## [Written task]
Every line must be returned precisely as it is written.

## [Material for this task]
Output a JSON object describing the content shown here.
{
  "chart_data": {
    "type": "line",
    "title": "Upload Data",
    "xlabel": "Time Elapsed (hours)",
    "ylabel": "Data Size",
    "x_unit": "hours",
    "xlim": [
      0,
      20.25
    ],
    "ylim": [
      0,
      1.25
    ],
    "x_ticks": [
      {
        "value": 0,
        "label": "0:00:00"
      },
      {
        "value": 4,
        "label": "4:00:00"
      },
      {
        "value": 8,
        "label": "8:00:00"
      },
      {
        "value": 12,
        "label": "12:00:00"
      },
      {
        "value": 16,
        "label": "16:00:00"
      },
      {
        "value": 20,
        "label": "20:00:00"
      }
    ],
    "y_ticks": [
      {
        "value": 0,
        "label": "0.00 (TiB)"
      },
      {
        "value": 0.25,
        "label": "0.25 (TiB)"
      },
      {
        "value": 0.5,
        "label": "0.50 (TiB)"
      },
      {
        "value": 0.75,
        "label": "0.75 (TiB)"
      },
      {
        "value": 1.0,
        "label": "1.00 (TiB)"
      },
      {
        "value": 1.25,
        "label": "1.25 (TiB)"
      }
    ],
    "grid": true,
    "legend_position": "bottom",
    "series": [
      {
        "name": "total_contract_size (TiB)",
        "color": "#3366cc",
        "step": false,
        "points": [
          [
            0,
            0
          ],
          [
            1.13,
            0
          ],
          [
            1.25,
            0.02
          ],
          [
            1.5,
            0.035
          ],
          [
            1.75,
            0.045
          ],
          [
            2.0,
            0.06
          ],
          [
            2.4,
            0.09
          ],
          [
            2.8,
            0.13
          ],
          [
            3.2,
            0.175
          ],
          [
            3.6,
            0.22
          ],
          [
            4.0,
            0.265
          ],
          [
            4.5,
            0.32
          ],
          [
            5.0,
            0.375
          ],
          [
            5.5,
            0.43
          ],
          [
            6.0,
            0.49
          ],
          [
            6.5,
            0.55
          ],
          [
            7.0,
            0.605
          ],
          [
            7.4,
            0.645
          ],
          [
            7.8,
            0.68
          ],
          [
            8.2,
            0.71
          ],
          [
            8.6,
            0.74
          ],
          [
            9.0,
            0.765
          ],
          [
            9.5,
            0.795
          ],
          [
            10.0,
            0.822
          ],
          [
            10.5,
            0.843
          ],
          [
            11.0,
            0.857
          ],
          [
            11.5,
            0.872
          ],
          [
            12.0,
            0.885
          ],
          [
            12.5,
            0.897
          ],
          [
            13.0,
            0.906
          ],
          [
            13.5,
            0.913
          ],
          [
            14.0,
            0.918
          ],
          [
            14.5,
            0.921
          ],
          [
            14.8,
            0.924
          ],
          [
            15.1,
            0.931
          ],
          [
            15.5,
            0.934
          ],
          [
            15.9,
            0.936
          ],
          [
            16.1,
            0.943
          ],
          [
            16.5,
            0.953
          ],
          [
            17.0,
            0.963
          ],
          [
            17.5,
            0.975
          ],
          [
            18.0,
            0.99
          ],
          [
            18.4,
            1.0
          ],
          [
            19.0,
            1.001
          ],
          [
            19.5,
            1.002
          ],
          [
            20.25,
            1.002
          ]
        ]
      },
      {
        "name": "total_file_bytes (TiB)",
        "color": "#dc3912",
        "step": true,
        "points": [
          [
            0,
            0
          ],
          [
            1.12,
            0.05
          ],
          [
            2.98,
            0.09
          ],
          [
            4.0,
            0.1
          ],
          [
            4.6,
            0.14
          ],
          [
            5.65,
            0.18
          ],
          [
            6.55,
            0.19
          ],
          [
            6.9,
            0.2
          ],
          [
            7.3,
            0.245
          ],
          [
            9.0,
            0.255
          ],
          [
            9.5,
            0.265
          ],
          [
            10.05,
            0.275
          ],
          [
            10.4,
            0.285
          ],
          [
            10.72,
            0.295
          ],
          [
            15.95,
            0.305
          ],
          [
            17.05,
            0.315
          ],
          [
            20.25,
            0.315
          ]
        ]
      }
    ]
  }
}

## [In response]
Output a JSON object describing the content shown here.
{
  "chart_data": {
    "type": "line",
    "title": "Upload Data",
    "xlabel": "Time Elapsed (hours)",
    "ylabel": "Data Size",
    "x_unit": "hours",
    "xlim": [
      0,
      20.25
    ],
    "ylim": [
      0,
      1.25
    ],
    "x_ticks": [
      {
        "value": 0,
        "label": "0:00:00"
      },
      {
        "value": 4,
        "label": "4:00:00"
      },
      {
        "value": 8,
        "label": "8:00:00"
      },
      {
        "value": 12,
        "label": "12:00:00"
      },
      {
        "value": 16,
        "label": "16:00:00"
      },
      {
        "value": 20,
        "label": "20:00:00"
      }
    ],
    "y_ticks": [
      {
        "value": 0,
        "label": "0.00 (TiB)"
      },
      {
        "value": 0.25,
        "label": "0.25 (TiB)"
      },
      {
        "value": 0.5,
        "label": "0.50 (TiB)"
      },
      {
        "value": 0.75,
        "label": "0.75 (TiB)"
      },
      {
        "value": 1.0,
        "label": "1.00 (TiB)"
      },
      {
        "value": 1.25,
        "label": "1.25 (TiB)"
      }
    ],
    "grid": true,
    "legend_position": "bottom",
    "series": [
      {
        "name": "total_contract_size (TiB)",
        "color": "#3366cc",
        "step": false,
        "points": [
          [
            0,
            0
          ],
          [
            1.13,
            0
          ],
          [
            1.25,
            0.02
          ],
          [
            1.5,
            0.035
          ],
          [
            1.75,
            0.045
          ],
          [
            2.0,
            0.06
          ],
          [
            2.4,
            0.09
          ],
          [
            2.8,
            0.13
          ],
          [
            3.2,
            0.175
          ],
          [
            3.6,
            0.22
          ],
          [
            4.0,
            0.265
          ],
          [
            4.5,
            0.32
          ],
          [
            5.0,
            0.375
          ],
          [
            5.5,
            0.43
          ],
          [
            6.0,
            0.49
          ],
          [
            6.5,
            0.55
          ],
          [
            7.0,
            0.605
          ],
          [
            7.4,
            0.645
          ],
          [
            7.8,
            0.68
          ],
          [
            8.2,
            0.71
          ],
          [
            8.6,
            0.74
          ],
          [
            9.0,
            0.765
          ],
          [
            9.5,
            0.795
          ],
          [
            10.0,
            0.822
          ],
          [
            10.5,
            0.843
          ],
          [
            11.0,
            0.857
          ],
          [
            11.5,
            0.872
          ],
          [
            12.0,
            0.885
          ],
          [
            12.5,
            0.897
          ],
          [
            13.0,
            0.906
          ],
          [
            13.5,
            0.913
          ],
          [
            14.0,
            0.918
          ],
          [
            14.5,
            0.921
          ],
          [
            14.8,
            0.924
          ],
          [
            15.1,
            0.931
          ],
          [
            15.5,
            0.934
          ],
          [
            15.9,
            0.936
          ],
          [
            16.1,
            0.943
          ],
          [
            16.5,
            0.953
          ],
          [
            17.0,
            0.963
          ],
          [
            17.5,
            0.975
          ],
          [
            18.0,
            0.99
          ],
          [
            18.4,
            1.0
          ],
          [
            19.0,
            1.001
          ],
          [
            19.5,
            1.002
          ],
          [
            20.25,
            1.002
          ]
        ]
      },
      {
        "name": "total_file_bytes (TiB)",
        "color": "#dc3912",
        "step": true,
        "points": [
          [
            0,
            0
          ],
          [
            1.12,
            0.05
          ],
          [
            2.98,
            0.09
          ],
          [
            4.0,
            0.1
          ],
          [
            4.6,
            0.14
          ],
          [
            5.65,
            0.18
          ],
          [
            6.55,
            0.19
          ],
          [
            6.9,
            0.2
          ],
          [
            7.3,
            0.245
          ],
          [
            9.0,
            0.255
          ],
          [
            9.5,
            0.265
          ],
          [
            10.05,
            0.275
          ],
          [
            10.4,
            0.285
          ],
          [
            10.72,
            0.295
          ],
          [
            15.95,
            0.305
          ],
          [
            17.05,
            0.315
          ],
          [
            20.25,
            0.315
          ]
        ]
      }
    ]
  }
}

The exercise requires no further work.